== Selected excerpt ==

Time to End the Asbestos Lottery

One issue has caused the bankruptcy of over 60 companies and threatens the financial health of hundreds more. It has inspired 600,000 pending lawsuits and is likely to cost Americans well over $200 billion dollars – possibly much more.

Corporate malfeasance?

Executive greed?

No, the decades-long asbestos litigation crisis.

Most people have heard of asbestos, that miracle insulation that was discovered to be dangerous, even lethal, if inhaled over long periods. What most people know less about is the out-of-control lawsuits that asbestos has spawned, or the tens of thousands who have lost their jobs because of the lawsuits, or the fact that the lawsuits are bringing scant compensation to those who are genuinely ill.

Thousands became sick over the last seven decades after they inhaled asbestos and developed a deadly cancer known as mesothelioma.

Others developed less serious, nonmalignant conditions, such as a thickening of the wall around the abdominal cavity. Many of these individuals are functionally unimpaired.1

Victims of asbestos poisoning – particularly those with cancer or disabilities – deserve to be compensated.

If only it were that simple.

Unfortunately, where some see misery, others see profit potential.

Entrepreneurial trial lawyers literally trolled for victims to serve as plaintiffs against the deepest pockets around. Law firms set up rolling “health screenings” where they examined past and present employees of large companies, then signed up anyone with a real or potential health problem, regardless of asbestos exposure.2

One potential plaintiff at a lawyer-arranged screenings talked about the possible $10,000-$12,000 payout the lawyers dangled in front of him if he was lucky enough to be chosen as a plaintiff. “I know just the fishing boat I’d buy with that,” he said, although he admitted he had never worked around asbestos, “but lawyers say it’s all over the place, so I was probably exposed to it.”3

If lawyers using healthy people to pad their own bank accounts are not bad enough, workers who show some signs of illness have been herded into settlements of a few thousand dollars now in exchange for forfeiting their right to sue should they become sick. “We’re gambling that we never get sick,” said one man.4 These people do not have to look far to learn what it would like to be really sick and not receive compensation. Every day, these frivolous suits gobble up enormous resources that should be going to genuine victims.

===

Exercise details — In the asbestos litigation piece, what deadly cancer does it say thousands developed after inhaling asbestos?

== Extracted data ==

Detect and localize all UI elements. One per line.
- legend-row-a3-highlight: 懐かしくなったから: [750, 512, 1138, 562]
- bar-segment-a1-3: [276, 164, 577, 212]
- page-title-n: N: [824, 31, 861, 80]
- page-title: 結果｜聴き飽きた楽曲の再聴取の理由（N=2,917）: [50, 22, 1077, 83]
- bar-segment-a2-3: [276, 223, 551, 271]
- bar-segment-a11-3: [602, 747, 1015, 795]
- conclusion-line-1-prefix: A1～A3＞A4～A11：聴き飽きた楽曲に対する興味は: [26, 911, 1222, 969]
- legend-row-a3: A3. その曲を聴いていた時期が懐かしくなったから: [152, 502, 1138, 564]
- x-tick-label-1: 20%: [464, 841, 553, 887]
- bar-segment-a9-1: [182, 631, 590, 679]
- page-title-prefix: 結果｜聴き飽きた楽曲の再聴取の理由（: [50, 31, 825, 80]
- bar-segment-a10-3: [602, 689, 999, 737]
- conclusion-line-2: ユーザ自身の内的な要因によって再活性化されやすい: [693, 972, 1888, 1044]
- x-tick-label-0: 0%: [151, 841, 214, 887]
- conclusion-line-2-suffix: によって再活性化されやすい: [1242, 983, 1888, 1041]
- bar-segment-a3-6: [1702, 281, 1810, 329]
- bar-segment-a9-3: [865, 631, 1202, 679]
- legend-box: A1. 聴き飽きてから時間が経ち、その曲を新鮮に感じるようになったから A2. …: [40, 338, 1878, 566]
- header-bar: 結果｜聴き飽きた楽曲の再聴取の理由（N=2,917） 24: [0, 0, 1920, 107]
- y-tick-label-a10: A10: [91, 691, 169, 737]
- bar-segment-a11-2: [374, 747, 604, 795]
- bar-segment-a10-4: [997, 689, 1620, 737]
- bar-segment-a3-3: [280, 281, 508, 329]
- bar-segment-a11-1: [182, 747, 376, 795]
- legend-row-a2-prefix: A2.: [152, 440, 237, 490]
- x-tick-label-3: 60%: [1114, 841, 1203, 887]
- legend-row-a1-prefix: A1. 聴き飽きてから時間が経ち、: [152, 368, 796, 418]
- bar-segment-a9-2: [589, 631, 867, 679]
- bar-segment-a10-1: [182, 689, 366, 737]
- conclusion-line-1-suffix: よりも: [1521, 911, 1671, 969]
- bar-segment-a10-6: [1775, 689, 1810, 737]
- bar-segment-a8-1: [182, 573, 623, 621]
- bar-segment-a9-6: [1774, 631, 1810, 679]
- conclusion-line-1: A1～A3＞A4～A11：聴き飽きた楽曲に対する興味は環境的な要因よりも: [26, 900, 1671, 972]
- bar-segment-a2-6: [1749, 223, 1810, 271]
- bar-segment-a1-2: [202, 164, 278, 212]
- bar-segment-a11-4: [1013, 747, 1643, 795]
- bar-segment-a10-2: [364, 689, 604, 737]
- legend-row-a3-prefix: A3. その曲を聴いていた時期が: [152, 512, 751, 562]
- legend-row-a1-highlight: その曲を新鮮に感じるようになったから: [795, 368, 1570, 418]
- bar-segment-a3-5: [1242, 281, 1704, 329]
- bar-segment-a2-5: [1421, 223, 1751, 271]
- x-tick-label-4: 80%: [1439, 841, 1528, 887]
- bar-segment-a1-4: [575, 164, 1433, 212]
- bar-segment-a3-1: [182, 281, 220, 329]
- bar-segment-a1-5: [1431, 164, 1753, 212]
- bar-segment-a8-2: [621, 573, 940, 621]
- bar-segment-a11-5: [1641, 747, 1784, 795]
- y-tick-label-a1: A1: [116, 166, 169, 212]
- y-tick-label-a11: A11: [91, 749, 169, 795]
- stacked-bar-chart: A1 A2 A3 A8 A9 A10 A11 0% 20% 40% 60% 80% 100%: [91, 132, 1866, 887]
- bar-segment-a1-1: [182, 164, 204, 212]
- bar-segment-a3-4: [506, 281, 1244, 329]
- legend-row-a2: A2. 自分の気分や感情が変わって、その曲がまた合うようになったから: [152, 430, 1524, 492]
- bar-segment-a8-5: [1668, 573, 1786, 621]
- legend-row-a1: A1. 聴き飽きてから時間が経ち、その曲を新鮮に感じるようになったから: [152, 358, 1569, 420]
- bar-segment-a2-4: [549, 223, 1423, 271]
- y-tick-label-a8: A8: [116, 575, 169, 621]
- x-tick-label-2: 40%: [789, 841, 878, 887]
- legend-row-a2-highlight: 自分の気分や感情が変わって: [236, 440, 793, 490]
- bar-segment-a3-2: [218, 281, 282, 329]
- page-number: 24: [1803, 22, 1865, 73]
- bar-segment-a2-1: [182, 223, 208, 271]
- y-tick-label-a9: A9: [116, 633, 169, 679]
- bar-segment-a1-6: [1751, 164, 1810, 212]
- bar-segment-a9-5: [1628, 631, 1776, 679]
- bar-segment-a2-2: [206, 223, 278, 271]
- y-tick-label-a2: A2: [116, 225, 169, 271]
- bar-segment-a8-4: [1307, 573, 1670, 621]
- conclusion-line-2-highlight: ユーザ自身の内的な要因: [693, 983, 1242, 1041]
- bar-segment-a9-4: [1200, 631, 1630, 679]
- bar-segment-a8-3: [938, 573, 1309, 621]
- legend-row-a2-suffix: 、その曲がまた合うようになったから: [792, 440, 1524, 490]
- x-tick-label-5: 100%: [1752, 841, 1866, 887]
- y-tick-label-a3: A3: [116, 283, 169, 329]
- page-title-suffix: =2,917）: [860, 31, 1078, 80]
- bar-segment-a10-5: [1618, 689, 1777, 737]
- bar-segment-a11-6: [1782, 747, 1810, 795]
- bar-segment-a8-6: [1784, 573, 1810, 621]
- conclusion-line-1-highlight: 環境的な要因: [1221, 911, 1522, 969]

===

Answer below — Mesothelioma.